## Start RECORDS PROVIDED

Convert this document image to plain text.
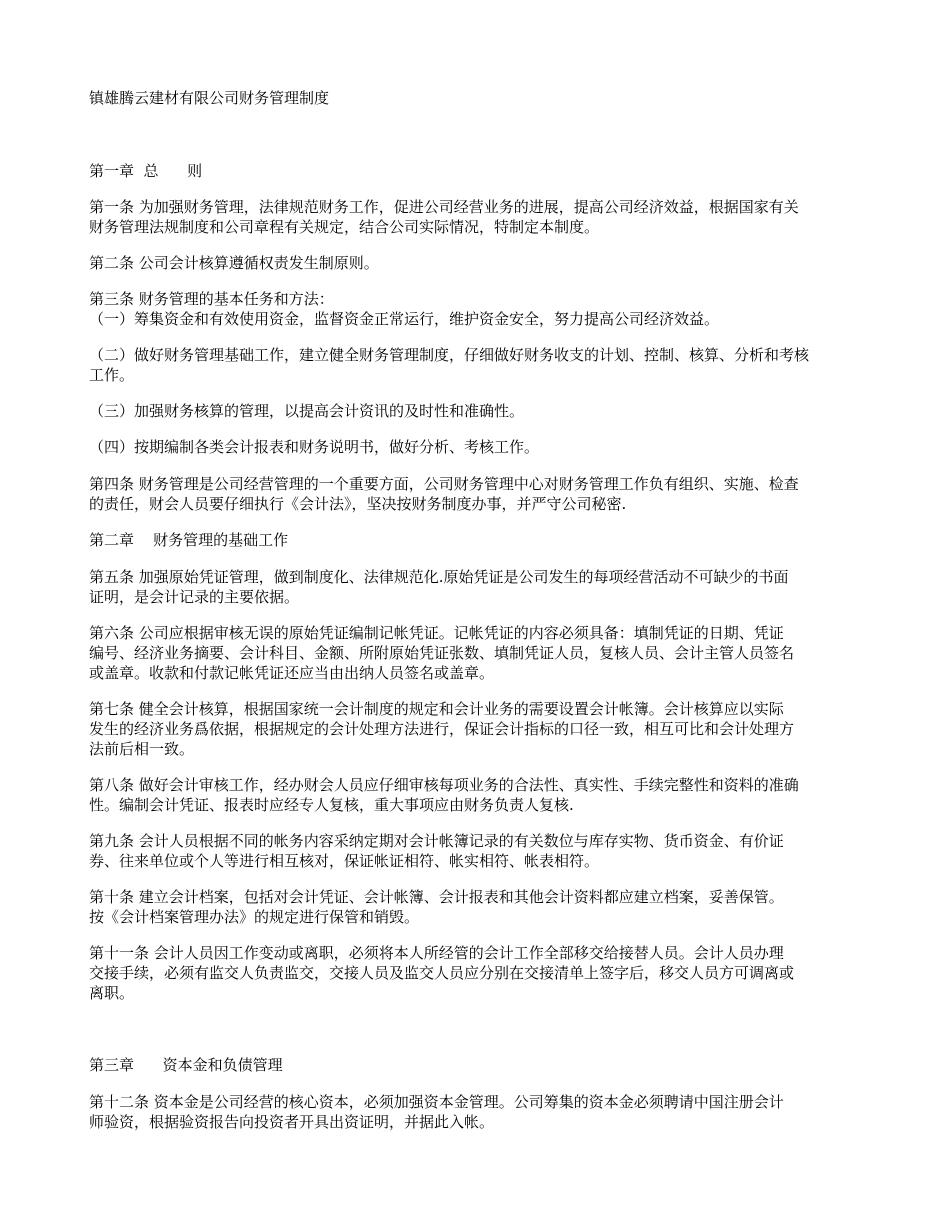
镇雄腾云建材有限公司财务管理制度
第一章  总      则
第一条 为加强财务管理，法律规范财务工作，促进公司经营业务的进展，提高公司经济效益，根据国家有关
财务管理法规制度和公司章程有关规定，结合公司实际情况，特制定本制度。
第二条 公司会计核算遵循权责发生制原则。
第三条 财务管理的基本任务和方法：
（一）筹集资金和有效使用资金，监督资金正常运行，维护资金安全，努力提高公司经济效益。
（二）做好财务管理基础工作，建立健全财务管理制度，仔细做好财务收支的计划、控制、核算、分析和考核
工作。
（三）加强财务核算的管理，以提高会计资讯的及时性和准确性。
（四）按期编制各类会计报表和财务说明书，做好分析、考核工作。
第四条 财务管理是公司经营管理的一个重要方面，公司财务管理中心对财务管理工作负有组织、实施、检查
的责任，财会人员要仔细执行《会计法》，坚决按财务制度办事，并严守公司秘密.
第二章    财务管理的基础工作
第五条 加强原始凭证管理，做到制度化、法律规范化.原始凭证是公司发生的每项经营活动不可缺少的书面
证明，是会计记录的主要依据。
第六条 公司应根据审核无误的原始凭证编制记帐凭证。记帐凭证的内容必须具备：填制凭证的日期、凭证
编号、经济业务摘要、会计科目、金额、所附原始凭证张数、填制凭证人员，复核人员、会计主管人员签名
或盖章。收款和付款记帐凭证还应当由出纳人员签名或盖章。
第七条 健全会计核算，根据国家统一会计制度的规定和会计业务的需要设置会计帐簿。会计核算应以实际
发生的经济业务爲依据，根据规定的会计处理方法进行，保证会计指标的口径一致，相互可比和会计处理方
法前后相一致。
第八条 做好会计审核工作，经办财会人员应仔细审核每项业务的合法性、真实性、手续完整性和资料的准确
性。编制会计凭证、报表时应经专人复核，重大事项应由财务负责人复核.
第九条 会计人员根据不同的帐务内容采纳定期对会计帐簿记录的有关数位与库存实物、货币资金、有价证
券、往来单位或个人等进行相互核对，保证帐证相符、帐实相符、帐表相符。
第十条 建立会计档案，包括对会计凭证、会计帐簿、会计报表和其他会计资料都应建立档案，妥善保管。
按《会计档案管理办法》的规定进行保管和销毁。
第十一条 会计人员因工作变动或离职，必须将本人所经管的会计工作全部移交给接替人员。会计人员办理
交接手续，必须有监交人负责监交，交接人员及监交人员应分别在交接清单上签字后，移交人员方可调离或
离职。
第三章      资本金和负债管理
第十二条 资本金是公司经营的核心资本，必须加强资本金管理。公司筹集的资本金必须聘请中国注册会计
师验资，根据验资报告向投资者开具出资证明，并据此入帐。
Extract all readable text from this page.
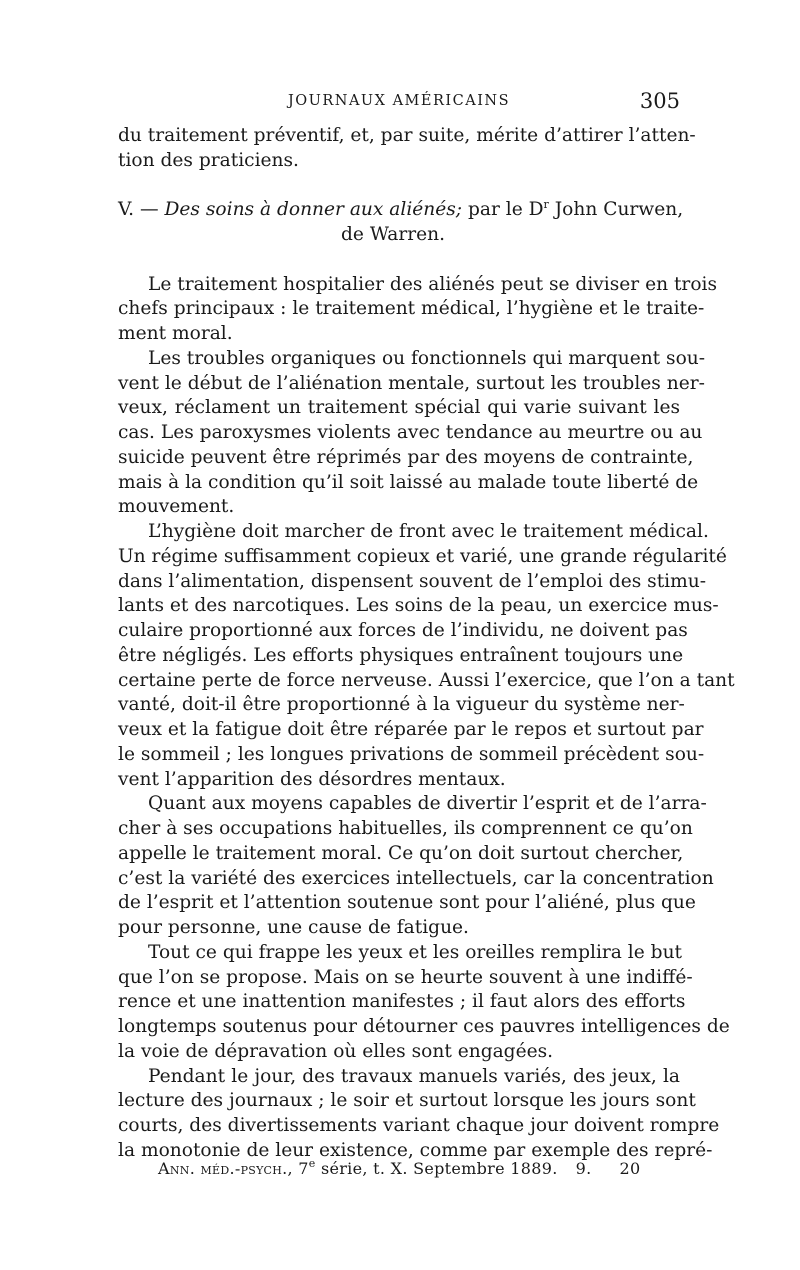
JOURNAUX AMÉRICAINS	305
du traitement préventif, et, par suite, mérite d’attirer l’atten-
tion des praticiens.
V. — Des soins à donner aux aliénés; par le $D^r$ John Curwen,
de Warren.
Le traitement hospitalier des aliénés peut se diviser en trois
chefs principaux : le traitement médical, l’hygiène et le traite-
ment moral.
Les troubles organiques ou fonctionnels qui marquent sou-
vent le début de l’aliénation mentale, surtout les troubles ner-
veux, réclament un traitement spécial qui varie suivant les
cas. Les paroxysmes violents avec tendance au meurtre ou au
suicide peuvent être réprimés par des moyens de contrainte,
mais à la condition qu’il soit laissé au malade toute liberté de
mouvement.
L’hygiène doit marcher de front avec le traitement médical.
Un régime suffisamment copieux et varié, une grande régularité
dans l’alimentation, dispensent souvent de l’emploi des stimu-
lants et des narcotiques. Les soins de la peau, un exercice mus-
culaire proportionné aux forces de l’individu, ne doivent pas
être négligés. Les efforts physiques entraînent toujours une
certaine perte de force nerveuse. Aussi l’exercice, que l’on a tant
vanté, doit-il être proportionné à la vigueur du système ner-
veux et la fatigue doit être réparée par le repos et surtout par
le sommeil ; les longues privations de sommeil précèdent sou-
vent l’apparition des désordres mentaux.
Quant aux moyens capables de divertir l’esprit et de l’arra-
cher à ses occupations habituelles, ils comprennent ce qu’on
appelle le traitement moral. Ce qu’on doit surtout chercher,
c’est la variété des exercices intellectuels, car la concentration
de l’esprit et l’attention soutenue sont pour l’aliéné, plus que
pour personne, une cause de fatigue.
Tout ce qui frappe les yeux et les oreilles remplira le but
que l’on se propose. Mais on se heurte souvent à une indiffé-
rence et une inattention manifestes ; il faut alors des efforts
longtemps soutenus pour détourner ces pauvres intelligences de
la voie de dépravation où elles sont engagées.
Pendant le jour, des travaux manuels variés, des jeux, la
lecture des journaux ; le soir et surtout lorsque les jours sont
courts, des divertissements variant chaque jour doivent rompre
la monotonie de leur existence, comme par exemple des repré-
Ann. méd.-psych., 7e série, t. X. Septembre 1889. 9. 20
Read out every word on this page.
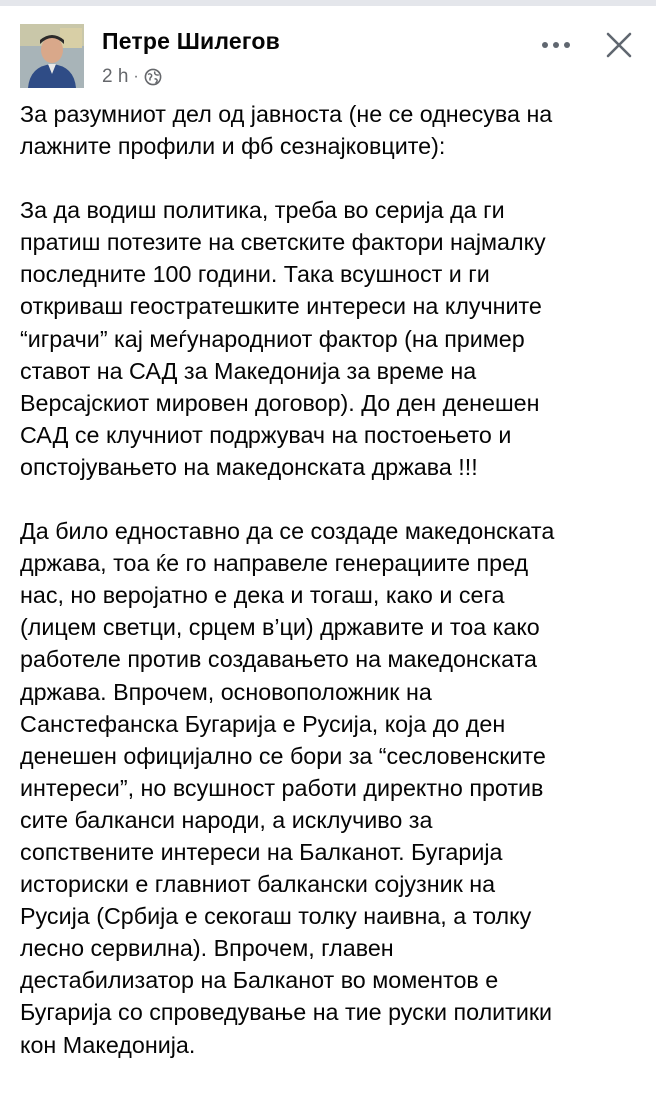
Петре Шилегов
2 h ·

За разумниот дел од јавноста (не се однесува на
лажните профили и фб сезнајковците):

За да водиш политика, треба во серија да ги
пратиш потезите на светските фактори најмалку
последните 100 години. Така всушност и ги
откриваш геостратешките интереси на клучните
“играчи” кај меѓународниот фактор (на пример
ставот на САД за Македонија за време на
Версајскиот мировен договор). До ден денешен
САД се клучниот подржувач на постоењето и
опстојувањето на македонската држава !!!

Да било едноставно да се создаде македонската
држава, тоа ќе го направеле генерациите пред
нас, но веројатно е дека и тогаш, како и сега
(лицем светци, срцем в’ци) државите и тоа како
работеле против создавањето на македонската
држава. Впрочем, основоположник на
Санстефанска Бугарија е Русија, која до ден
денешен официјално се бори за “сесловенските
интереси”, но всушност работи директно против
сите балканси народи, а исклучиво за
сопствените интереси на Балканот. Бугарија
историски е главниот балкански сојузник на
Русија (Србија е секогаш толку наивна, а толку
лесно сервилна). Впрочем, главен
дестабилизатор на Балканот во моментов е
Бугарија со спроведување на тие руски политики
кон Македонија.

## End RECORDS PROVIDED

STATED GOAL: Output the records above exactly as they are, leaving out the pictures.

ANSWER BELOW:
Convert this document image to plain text.
镇雄腾云建材有限公司财务管理制度
第一章  总      则
第一条 为加强财务管理，法律规范财务工作，促进公司经营业务的进展，提高公司经济效益，根据国家有关
财务管理法规制度和公司章程有关规定，结合公司实际情况，特制定本制度。
第二条 公司会计核算遵循权责发生制原则。
第三条 财务管理的基本任务和方法：
（一）筹集资金和有效使用资金，监督资金正常运行，维护资金安全，努力提高公司经济效益。
（二）做好财务管理基础工作，建立健全财务管理制度，仔细做好财务收支的计划、控制、核算、分析和考核
工作。
（三）加强财务核算的管理，以提高会计资讯的及时性和准确性。
（四）按期编制各类会计报表和财务说明书，做好分析、考核工作。
第四条 财务管理是公司经营管理的一个重要方面，公司财务管理中心对财务管理工作负有组织、实施、检查
的责任，财会人员要仔细执行《会计法》，坚决按财务制度办事，并严守公司秘密.
第二章    财务管理的基础工作
第五条 加强原始凭证管理，做到制度化、法律规范化.原始凭证是公司发生的每项经营活动不可缺少的书面
证明，是会计记录的主要依据。
第六条 公司应根据审核无误的原始凭证编制记帐凭证。记帐凭证的内容必须具备：填制凭证的日期、凭证
编号、经济业务摘要、会计科目、金额、所附原始凭证张数、填制凭证人员，复核人员、会计主管人员签名
或盖章。收款和付款记帐凭证还应当由出纳人员签名或盖章。
第七条 健全会计核算，根据国家统一会计制度的规定和会计业务的需要设置会计帐簿。会计核算应以实际
发生的经济业务爲依据，根据规定的会计处理方法进行，保证会计指标的口径一致，相互可比和会计处理方
法前后相一致。
第八条 做好会计审核工作，经办财会人员应仔细审核每项业务的合法性、真实性、手续完整性和资料的准确
性。编制会计凭证、报表时应经专人复核，重大事项应由财务负责人复核.
第九条 会计人员根据不同的帐务内容采纳定期对会计帐簿记录的有关数位与库存实物、货币资金、有价证
券、往来单位或个人等进行相互核对，保证帐证相符、帐实相符、帐表相符。
第十条 建立会计档案，包括对会计凭证、会计帐簿、会计报表和其他会计资料都应建立档案，妥善保管。
按《会计档案管理办法》的规定进行保管和销毁。
第十一条 会计人员因工作变动或离职，必须将本人所经管的会计工作全部移交给接替人员。会计人员办理
交接手续，必须有监交人负责监交，交接人员及监交人员应分别在交接清单上签字后，移交人员方可调离或
离职。
第三章      资本金和负债管理
第十二条 资本金是公司经营的核心资本，必须加强资本金管理。公司筹集的资本金必须聘请中国注册会计
师验资，根据验资报告向投资者开具出资证明，并据此入帐。
Extract all readable text from this page.
JOURNAUX AMÉRICAINS	305
du traitement préventif, et, par suite, mérite d’attirer l’atten-
tion des praticiens.
V. — Des soins à donner aux aliénés; par le $D^r$ John Curwen,
de Warren.
Le traitement hospitalier des aliénés peut se diviser en trois
chefs principaux : le traitement médical, l’hygiène et le traite-
ment moral.
Les troubles organiques ou fonctionnels qui marquent sou-
vent le début de l’aliénation mentale, surtout les troubles ner-
veux, réclament un traitement spécial qui varie suivant les
cas. Les paroxysmes violents avec tendance au meurtre ou au
suicide peuvent être réprimés par des moyens de contrainte,
mais à la condition qu’il soit laissé au malade toute liberté de
mouvement.
L’hygiène doit marcher de front avec le traitement médical.
Un régime suffisamment copieux et varié, une grande régularité
dans l’alimentation, dispensent souvent de l’emploi des stimu-
lants et des narcotiques. Les soins de la peau, un exercice mus-
culaire proportionné aux forces de l’individu, ne doivent pas
être négligés. Les efforts physiques entraînent toujours une
certaine perte de force nerveuse. Aussi l’exercice, que l’on a tant
vanté, doit-il être proportionné à la vigueur du système ner-
veux et la fatigue doit être réparée par le repos et surtout par
le sommeil ; les longues privations de sommeil précèdent sou-
vent l’apparition des désordres mentaux.
Quant aux moyens capables de divertir l’esprit et de l’arra-
cher à ses occupations habituelles, ils comprennent ce qu’on
appelle le traitement moral. Ce qu’on doit surtout chercher,
c’est la variété des exercices intellectuels, car la concentration
de l’esprit et l’attention soutenue sont pour l’aliéné, plus que
pour personne, une cause de fatigue.
Tout ce qui frappe les yeux et les oreilles remplira le but
que l’on se propose. Mais on se heurte souvent à une indiffé-
rence et une inattention manifestes ; il faut alors des efforts
longtemps soutenus pour détourner ces pauvres intelligences de
la voie de dépravation où elles sont engagées.
Pendant le jour, des travaux manuels variés, des jeux, la
lecture des journaux ; le soir et surtout lorsque les jours sont
courts, des divertissements variant chaque jour doivent rompre
la monotonie de leur existence, comme par exemple des repré-
Ann. méd.-psych., 7e série, t. X. Septembre 1889. 9. 20
Read out every word on this page.
Петре Шилегов
2 h ·

За разумниот дел од јавноста (не се однесува на
лажните профили и фб сезнајковците):

За да водиш политика, треба во серија да ги
пратиш потезите на светските фактори најмалку
последните 100 години. Така всушност и ги
откриваш геостратешките интереси на клучните
“играчи” кај меѓународниот фактор (на пример
ставот на САД за Македонија за време на
Версајскиот мировен договор). До ден денешен
САД се клучниот подржувач на постоењето и
опстојувањето на македонската држава !!!

Да било едноставно да се создаде македонската
држава, тоа ќе го направеле генерациите пред
нас, но веројатно е дека и тогаш, како и сега
(лицем светци, срцем в’ци) државите и тоа како
работеле против создавањето на македонската
држава. Впрочем, основоположник на
Санстефанска Бугарија е Русија, која до ден
денешен официјално се бори за “сесловенските
интереси”, но всушност работи директно против
сите балканси народи, а исклучиво за
сопствените интереси на Балканот. Бугарија
историски е главниот балкански сојузник на
Русија (Србија е секогаш толку наивна, а толку
лесно сервилна). Впрочем, главен
дестабилизатор на Балканот во моментов е
Бугарија со спроведување на тие руски политики
кон Македонија.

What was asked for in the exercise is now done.